** Given exercise **
Please lay out the lines below as a Markdown table with the columns Row and Line, skipping any blank lines.

(Saved data)
○ ○ ○ ○

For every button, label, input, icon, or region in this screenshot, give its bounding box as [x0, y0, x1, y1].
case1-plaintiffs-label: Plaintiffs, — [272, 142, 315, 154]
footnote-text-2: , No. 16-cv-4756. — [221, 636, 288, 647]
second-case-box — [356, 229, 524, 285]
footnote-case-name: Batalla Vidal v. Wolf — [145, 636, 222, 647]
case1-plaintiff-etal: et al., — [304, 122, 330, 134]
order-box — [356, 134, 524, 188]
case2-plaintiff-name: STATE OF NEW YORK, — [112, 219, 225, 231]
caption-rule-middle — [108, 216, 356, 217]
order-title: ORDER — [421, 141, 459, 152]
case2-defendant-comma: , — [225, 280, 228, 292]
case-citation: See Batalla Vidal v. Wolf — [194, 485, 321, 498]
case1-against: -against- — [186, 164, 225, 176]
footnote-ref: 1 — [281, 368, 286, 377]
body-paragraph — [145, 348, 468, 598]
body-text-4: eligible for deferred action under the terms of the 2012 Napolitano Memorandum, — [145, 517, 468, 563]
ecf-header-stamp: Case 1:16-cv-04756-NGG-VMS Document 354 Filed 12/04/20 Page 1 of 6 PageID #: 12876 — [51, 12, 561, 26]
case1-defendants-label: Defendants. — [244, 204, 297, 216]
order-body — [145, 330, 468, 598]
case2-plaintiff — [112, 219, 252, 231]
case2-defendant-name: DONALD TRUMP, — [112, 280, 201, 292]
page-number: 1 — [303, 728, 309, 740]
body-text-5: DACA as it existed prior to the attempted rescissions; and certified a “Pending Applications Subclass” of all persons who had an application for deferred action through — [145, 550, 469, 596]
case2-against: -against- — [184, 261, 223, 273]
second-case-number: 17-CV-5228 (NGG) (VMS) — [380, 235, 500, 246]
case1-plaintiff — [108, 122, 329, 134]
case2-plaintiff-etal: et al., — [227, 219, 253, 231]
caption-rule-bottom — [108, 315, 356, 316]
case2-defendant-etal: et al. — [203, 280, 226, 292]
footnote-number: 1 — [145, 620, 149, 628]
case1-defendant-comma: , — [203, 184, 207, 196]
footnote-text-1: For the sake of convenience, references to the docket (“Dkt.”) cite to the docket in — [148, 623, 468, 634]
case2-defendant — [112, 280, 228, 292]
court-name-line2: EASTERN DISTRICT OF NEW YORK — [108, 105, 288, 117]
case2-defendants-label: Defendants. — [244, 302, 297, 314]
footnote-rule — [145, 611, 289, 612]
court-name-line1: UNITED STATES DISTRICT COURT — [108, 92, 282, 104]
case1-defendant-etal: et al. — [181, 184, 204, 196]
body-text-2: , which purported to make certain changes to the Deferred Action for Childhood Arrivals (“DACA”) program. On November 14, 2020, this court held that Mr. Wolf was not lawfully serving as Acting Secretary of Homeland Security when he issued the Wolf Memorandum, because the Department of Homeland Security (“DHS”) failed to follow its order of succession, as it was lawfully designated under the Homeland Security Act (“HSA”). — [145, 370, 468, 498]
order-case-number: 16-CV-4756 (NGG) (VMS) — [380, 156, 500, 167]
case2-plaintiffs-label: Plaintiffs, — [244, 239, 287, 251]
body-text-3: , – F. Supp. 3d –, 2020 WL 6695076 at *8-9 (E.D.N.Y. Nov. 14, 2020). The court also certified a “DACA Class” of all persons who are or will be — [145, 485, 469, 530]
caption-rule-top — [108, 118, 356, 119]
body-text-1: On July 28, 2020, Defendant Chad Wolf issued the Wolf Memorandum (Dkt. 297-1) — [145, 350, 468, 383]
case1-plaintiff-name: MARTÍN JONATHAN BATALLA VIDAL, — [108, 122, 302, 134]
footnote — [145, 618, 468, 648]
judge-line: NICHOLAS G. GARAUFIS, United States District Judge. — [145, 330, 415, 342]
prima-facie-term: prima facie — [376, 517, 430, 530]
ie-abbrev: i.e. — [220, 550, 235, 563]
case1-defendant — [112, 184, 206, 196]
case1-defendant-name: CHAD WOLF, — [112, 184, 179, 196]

○ ○ ○ ○

** Complete answer **
| Row | Line |
|---|---|
| 1 | For every button, label, input, icon, or region in this screenshot, give its bounding box as [x0, y0, x1, y1]. |
| 2 | case1-plaintiffs-label: Plaintiffs, — [272, 142, 315, 154] |
| 3 | footnote-text-2: , No. 16-cv-4756. — [221, 636, 288, 647] |
| 4 | second-case-box — [356, 229, 524, 285] |
| 5 | footnote-case-name: Batalla Vidal v. Wolf — [145, 636, 222, 647] |
| 6 | case1-plaintiff-etal: et al., — [304, 122, 330, 134] |
| 7 | order-box — [356, 134, 524, 188] |
| 8 | case2-plaintiff-name: STATE OF NEW YORK, — [112, 219, 225, 231] |
| 9 | caption-rule-middle — [108, 216, 356, 217] |
| 10 | order-title: ORDER — [421, 141, 459, 152] |
| 11 | case2-defendant-comma: , — [225, 280, 228, 292] |
| 12 | case-citation: See Batalla Vidal v. Wolf — [194, 485, 321, 498] |
| 13 | case1-against: -against- — [186, 164, 225, 176] |
| 14 | footnote-ref: 1 — [281, 368, 286, 377] |
| 15 | body-paragraph — [145, 348, 468, 598] |
| 16 | body-text-4: eligible for deferred action under the terms of the 2012 Napolitano Memorandum, — [145, 517, 468, 563] |
| 17 | ecf-header-stamp: Case 1:16-cv-04756-NGG-VMS Document 354 Filed 12/04/20 Page 1 of 6 PageID #: 12876 — [51, 12, 561, 26] |
| 18 | case1-defendants-label: Defendants. — [244, 204, 297, 216] |
| 19 | order-body — [145, 330, 468, 598] |
| 20 | case2-plaintiff — [112, 219, 252, 231] |
| 21 | case2-defendant-name: DONALD TRUMP, — [112, 280, 201, 292] |
| 22 | page-number: 1 — [303, 728, 309, 740] |
| 23 | body-text-5: DACA as it existed prior to the attempted rescissions; and certified a “Pending Applications Subclass” of all persons who had an application for deferred action through — [145, 550, 469, 596] |
| 24 | case2-against: -against- — [184, 261, 223, 273] |
| 25 | second-case-number: 17-CV-5228 (NGG) (VMS) — [380, 235, 500, 246] |
| 26 | case1-plaintiff — [108, 122, 329, 134] |
| 27 | case2-plaintiff-etal: et al., — [227, 219, 253, 231] |
| 28 | caption-rule-bottom — [108, 315, 356, 316] |
| 29 | case2-defendant-etal: et al. — [203, 280, 226, 292] |
| 30 | footnote-number: 1 — [145, 620, 149, 628] |
| 31 | case1-defendant-comma: , — [203, 184, 207, 196] |
| 32 | footnote-text-1: For the sake of convenience, references to the docket (“Dkt.”) cite to the docket in — [148, 623, 468, 634] |
| 33 | case2-defendant — [112, 280, 228, 292] |
| 34 | court-name-line2: EASTERN DISTRICT OF NEW YORK — [108, 105, 288, 117] |
| 35 | case2-defendants-label: Defendants. — [244, 302, 297, 314] |
| 36 | footnote-rule — [145, 611, 289, 612] |
| 37 | court-name-line1: UNITED STATES DISTRICT COURT — [108, 92, 282, 104] |
| 38 | case1-defendant-etal: et al. — [181, 184, 204, 196] |
| 39 | body-text-2: , which purported to make certain changes to the Deferred Action for Childhood Arrivals (“DACA”) program. On November 14, 2020, this court held that Mr. Wolf was not lawfully serving as Acting Secretary of Homeland Security when he issued the Wolf Memorandum, because the Department of Homeland Security (“DHS”) failed to follow its order of succession, as it was lawfully designated under the Homeland Security Act (“HSA”). — [145, 370, 468, 498] |
| 40 | order-case-number: 16-CV-4756 (NGG) (VMS) — [380, 156, 500, 167] |
| 41 | case2-plaintiffs-label: Plaintiffs, — [244, 239, 287, 251] |
| 42 | body-text-3: , – F. Supp. 3d –, 2020 WL 6695076 at *8-9 (E.D.N.Y. Nov. 14, 2020). The court also certified a “DACA Class” of all persons who are or will be — [145, 485, 469, 530] |
| 43 | caption-rule-top — [108, 118, 356, 119] |
| 44 | body-text-1: On July 28, 2020, Defendant Chad Wolf issued the Wolf Memorandum (Dkt. 297-1) — [145, 350, 468, 383] |
| 45 | case1-plaintiff-name: MARTÍN JONATHAN BATALLA VIDAL, — [108, 122, 302, 134] |
| 46 | footnote — [145, 618, 468, 648] |
| 47 | judge-line: NICHOLAS G. GARAUFIS, United States District Judge. — [145, 330, 415, 342] |
| 48 | prima-facie-term: prima facie — [376, 517, 430, 530] |
| 49 | ie-abbrev: i.e. — [220, 550, 235, 563] |
| 50 | case1-defendant — [112, 184, 206, 196] |
| 51 | case1-defendant-name: CHAD WOLF, — [112, 184, 179, 196] |